■ **What you will do**: Reproduce each line of the material exactly, minus any picture.

■ **Material**:
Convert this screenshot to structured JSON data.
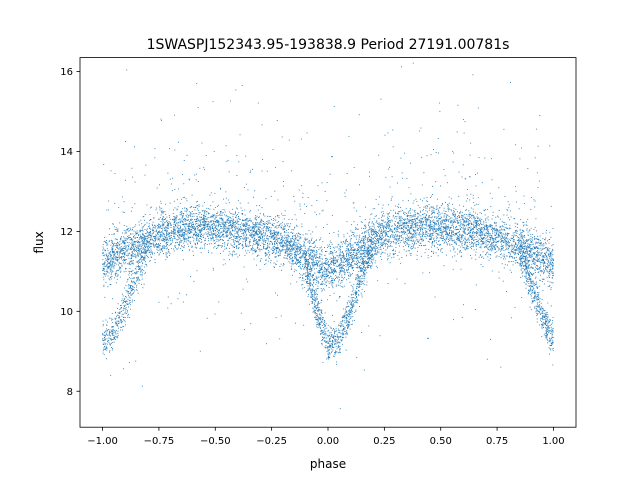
{
  "chart_data": {
    "type": "scatter",
    "title": "1SWASPJ152343.95-193838.9 Period 27191.00781s",
    "xlabel": "phase",
    "ylabel": "flux",
    "xlim": [
      -1.1,
      1.1
    ],
    "ylim": [
      7.1,
      16.35
    ],
    "xticks": [
      -1.0,
      -0.75,
      -0.5,
      -0.25,
      0.0,
      0.25,
      0.5,
      0.75,
      1.0
    ],
    "xtick_labels": [
      "−1.00",
      "−0.75",
      "−0.50",
      "−0.25",
      "0.00",
      "0.25",
      "0.50",
      "0.75",
      "1.00"
    ],
    "yticks": [
      8,
      10,
      12,
      14,
      16
    ],
    "ytick_labels": [
      "8",
      "10",
      "12",
      "14",
      "16"
    ],
    "grid": false,
    "marker_color": "#1f77b4",
    "x_range": [
      -1.0,
      1.0
    ],
    "series": [
      {
        "description": "upper light-curve branch (phase vs flux, smooth trend)",
        "x": [
          -1.0,
          -0.9,
          -0.75,
          -0.6,
          -0.5,
          -0.4,
          -0.25,
          -0.15,
          -0.08,
          -0.03,
          0.0,
          0.03,
          0.08,
          0.15,
          0.25,
          0.4,
          0.5,
          0.6,
          0.75,
          0.9,
          1.0
        ],
        "y": [
          11.2,
          11.5,
          11.9,
          12.1,
          12.1,
          12.05,
          11.85,
          11.55,
          11.3,
          11.1,
          11.1,
          11.1,
          11.3,
          11.6,
          11.95,
          12.1,
          12.1,
          12.05,
          11.85,
          11.5,
          11.2
        ]
      },
      {
        "description": "lower eclipse branch (phase vs flux, smooth trend)",
        "x": [
          -1.0,
          -0.95,
          -0.9,
          -0.85,
          -0.8,
          -0.1,
          -0.05,
          0.0,
          0.05,
          0.1,
          0.15,
          0.2,
          0.85,
          0.9,
          0.95,
          1.0
        ],
        "y": [
          9.2,
          9.5,
          10.1,
          10.9,
          11.6,
          11.2,
          10.0,
          9.2,
          9.3,
          10.0,
          10.9,
          11.6,
          11.5,
          10.7,
          9.9,
          9.3
        ]
      }
    ]
  }
}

■ **Correct output**:
Convert this screenshot to structured JSON data.
{
  "chart_data": {
    "type": "scatter",
    "title": "1SWASPJ152343.95-193838.9 Period 27191.00781s",
    "xlabel": "phase",
    "ylabel": "flux",
    "xlim": [
      -1.1,
      1.1
    ],
    "ylim": [
      7.1,
      16.35
    ],
    "xticks": [
      -1.0,
      -0.75,
      -0.5,
      -0.25,
      0.0,
      0.25,
      0.5,
      0.75,
      1.0
    ],
    "xtick_labels": [
      "−1.00",
      "−0.75",
      "−0.50",
      "−0.25",
      "0.00",
      "0.25",
      "0.50",
      "0.75",
      "1.00"
    ],
    "yticks": [
      8,
      10,
      12,
      14,
      16
    ],
    "ytick_labels": [
      "8",
      "10",
      "12",
      "14",
      "16"
    ],
    "grid": false,
    "marker_color": "#1f77b4",
    "x_range": [
      -1.0,
      1.0
    ],
    "series": [
      {
        "description": "upper light-curve branch (phase vs flux, smooth trend)",
        "x": [
          -1.0,
          -0.9,
          -0.75,
          -0.6,
          -0.5,
          -0.4,
          -0.25,
          -0.15,
          -0.08,
          -0.03,
          0.0,
          0.03,
          0.08,
          0.15,
          0.25,
          0.4,
          0.5,
          0.6,
          0.75,
          0.9,
          1.0
        ],
        "y": [
          11.2,
          11.5,
          11.9,
          12.1,
          12.1,
          12.05,
          11.85,
          11.55,
          11.3,
          11.1,
          11.1,
          11.1,
          11.3,
          11.6,
          11.95,
          12.1,
          12.1,
          12.05,
          11.85,
          11.5,
          11.2
        ]
      },
      {
        "description": "lower eclipse branch (phase vs flux, smooth trend)",
        "x": [
          -1.0,
          -0.95,
          -0.9,
          -0.85,
          -0.8,
          -0.1,
          -0.05,
          0.0,
          0.05,
          0.1,
          0.15,
          0.2,
          0.85,
          0.9,
          0.95,
          1.0
        ],
        "y": [
          9.2,
          9.5,
          10.1,
          10.9,
          11.6,
          11.2,
          10.0,
          9.2,
          9.3,
          10.0,
          10.9,
          11.6,
          11.5,
          10.7,
          9.9,
          9.3
        ]
      }
    ]
  }
}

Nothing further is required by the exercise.